_RECORDS FOR THIS TASK_:
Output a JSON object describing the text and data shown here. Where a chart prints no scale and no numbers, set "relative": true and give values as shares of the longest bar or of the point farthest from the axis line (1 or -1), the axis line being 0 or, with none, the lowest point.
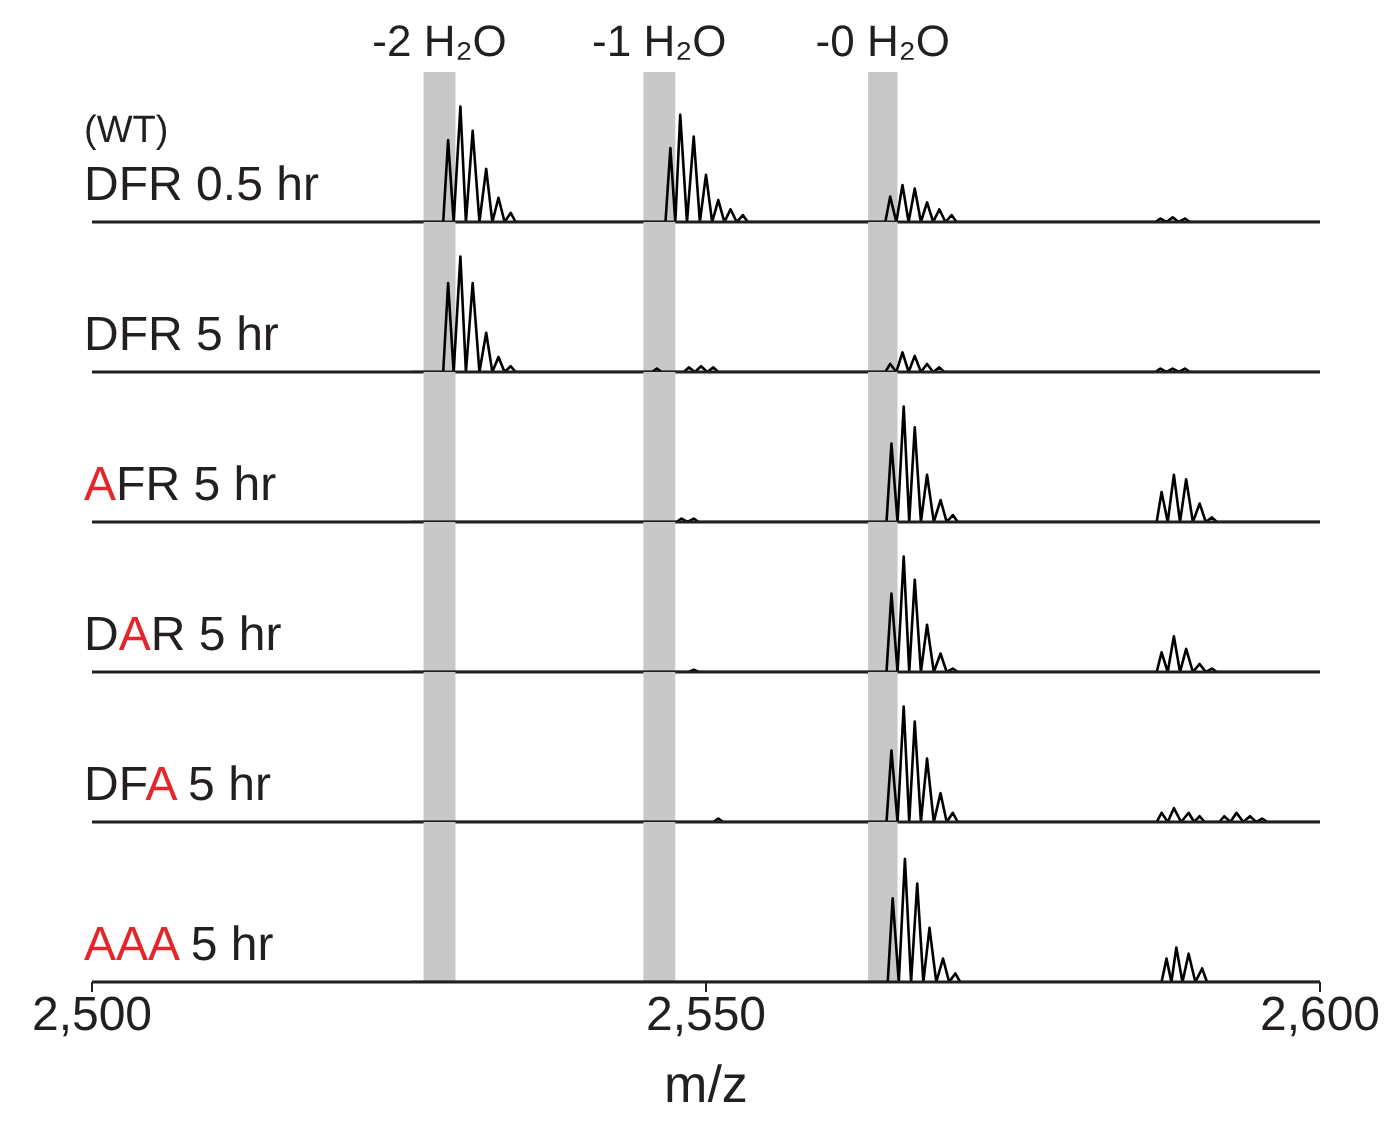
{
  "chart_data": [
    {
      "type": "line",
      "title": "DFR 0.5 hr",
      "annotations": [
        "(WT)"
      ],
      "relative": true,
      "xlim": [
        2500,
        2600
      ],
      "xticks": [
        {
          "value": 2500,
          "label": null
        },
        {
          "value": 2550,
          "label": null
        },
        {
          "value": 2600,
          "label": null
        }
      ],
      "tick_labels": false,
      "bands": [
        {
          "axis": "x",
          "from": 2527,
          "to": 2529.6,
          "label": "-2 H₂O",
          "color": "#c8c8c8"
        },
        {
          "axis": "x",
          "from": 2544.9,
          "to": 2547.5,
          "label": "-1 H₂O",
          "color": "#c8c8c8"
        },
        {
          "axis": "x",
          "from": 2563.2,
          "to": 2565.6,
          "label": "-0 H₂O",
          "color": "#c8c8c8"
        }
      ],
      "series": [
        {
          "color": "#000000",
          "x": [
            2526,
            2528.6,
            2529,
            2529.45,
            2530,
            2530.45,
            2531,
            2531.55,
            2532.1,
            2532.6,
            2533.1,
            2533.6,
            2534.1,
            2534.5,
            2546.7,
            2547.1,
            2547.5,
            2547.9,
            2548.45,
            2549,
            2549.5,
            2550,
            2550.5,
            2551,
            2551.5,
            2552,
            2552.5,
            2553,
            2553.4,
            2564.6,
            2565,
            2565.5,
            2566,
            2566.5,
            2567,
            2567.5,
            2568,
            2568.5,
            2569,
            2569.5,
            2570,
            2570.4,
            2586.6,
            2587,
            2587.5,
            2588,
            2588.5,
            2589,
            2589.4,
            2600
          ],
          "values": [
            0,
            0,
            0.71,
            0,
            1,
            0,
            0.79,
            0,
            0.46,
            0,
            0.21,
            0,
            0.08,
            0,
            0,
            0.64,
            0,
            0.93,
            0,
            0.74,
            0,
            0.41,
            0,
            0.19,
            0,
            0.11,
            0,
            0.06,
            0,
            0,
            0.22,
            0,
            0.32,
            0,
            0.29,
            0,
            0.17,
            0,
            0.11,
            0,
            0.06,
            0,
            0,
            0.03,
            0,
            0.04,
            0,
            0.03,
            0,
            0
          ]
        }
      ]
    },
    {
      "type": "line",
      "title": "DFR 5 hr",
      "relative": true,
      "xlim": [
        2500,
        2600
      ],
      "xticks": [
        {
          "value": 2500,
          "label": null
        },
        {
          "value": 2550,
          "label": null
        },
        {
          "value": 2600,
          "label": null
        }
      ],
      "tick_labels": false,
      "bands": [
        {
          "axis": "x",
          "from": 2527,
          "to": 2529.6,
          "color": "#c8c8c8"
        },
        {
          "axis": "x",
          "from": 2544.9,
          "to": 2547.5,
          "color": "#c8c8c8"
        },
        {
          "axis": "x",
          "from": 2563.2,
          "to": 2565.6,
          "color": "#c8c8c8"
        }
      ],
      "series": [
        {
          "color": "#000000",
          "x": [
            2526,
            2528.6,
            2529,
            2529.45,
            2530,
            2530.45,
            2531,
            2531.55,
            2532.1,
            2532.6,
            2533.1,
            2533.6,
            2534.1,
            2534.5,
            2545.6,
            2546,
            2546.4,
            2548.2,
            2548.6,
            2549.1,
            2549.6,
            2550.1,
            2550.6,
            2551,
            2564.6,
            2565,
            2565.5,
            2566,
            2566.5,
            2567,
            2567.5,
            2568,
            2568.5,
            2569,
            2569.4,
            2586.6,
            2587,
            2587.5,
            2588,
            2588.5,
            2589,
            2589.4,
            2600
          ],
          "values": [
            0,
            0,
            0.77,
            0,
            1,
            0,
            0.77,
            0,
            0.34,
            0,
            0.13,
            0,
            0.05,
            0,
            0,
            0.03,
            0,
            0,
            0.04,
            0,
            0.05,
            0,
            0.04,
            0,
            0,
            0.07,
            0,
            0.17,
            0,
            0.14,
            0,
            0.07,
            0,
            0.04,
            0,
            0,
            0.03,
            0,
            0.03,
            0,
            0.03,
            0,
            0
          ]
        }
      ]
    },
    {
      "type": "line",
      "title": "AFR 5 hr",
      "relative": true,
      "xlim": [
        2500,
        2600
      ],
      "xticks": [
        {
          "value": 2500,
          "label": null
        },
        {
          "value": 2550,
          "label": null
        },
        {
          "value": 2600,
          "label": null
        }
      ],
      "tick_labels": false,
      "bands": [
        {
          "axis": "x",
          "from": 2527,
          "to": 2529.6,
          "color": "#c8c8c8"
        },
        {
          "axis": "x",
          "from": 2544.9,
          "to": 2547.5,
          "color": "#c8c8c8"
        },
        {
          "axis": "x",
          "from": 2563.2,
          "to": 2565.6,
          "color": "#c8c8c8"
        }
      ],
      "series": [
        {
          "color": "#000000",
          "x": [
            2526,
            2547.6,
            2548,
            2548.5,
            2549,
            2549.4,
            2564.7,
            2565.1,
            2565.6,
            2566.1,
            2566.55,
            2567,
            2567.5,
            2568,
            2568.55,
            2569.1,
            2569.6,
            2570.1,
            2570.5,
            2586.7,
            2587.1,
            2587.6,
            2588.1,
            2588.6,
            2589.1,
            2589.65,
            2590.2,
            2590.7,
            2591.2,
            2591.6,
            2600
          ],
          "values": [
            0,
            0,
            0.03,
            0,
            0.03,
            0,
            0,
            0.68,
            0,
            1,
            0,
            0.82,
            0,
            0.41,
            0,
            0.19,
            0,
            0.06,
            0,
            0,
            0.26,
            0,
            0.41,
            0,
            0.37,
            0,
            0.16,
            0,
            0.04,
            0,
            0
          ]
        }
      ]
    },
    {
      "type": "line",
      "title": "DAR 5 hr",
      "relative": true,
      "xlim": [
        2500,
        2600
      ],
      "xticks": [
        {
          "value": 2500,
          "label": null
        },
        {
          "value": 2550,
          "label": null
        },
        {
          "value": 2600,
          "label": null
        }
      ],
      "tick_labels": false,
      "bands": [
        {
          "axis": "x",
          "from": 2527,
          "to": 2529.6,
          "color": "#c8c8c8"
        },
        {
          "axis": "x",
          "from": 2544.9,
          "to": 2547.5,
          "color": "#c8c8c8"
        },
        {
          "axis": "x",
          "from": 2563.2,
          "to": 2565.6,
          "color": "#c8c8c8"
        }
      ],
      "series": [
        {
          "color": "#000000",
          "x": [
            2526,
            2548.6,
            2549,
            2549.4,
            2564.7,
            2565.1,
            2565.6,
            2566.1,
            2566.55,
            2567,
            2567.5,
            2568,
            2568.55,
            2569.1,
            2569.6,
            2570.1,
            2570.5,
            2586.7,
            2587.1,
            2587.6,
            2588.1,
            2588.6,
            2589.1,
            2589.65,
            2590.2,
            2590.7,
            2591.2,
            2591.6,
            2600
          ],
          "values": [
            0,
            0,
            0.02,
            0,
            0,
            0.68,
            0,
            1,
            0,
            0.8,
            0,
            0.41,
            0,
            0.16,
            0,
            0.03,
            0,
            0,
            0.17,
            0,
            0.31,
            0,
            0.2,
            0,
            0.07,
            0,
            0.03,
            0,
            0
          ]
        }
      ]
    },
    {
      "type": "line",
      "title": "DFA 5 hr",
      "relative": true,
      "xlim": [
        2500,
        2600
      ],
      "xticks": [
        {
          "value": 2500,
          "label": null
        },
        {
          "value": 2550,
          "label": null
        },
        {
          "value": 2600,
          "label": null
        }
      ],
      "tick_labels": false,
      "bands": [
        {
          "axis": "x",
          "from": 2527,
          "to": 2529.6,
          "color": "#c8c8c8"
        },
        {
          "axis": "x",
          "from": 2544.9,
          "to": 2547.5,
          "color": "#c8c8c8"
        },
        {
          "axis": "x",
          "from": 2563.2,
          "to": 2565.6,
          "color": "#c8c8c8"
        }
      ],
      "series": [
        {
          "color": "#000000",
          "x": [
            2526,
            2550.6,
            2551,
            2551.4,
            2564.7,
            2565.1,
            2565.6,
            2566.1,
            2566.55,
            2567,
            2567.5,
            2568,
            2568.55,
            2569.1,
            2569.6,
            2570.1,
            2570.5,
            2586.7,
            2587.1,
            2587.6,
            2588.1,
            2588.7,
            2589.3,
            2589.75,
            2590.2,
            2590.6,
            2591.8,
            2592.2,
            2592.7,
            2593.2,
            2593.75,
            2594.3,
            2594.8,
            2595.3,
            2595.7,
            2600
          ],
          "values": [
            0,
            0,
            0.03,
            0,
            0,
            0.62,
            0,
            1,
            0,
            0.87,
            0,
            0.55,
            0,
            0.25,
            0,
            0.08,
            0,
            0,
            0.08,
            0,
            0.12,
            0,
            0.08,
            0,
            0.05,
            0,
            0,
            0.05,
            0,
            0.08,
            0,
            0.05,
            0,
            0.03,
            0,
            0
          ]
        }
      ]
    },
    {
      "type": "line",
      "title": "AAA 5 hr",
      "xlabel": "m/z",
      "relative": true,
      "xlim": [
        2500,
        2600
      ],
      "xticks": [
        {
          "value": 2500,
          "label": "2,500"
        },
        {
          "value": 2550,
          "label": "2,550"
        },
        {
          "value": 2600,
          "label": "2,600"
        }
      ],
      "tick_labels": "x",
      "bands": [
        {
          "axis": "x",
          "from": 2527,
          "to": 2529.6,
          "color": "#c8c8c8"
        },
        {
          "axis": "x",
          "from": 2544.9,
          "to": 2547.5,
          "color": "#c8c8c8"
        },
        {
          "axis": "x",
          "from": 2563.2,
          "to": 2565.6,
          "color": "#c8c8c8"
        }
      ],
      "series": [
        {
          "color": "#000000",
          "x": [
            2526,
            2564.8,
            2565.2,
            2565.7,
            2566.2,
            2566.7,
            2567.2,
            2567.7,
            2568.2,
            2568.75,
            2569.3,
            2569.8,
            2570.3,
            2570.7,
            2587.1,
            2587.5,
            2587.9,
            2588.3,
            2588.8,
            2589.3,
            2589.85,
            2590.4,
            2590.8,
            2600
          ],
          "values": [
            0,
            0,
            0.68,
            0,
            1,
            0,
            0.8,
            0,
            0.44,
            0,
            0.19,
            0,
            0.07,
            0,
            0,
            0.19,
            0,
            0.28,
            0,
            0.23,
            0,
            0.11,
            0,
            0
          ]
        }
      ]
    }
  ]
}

_INSTRUCTIONS TO FOLLOW_:
Copy in full each line that holds the word "title".

_IN RESPONSE_:
      "title": "DFR 0.5 hr",
      "title": "DFR 5 hr",
      "title": "AFR 5 hr",
      "title": "DAR 5 hr",
      "title": "DFA 5 hr",
      "title": "AAA 5 hr",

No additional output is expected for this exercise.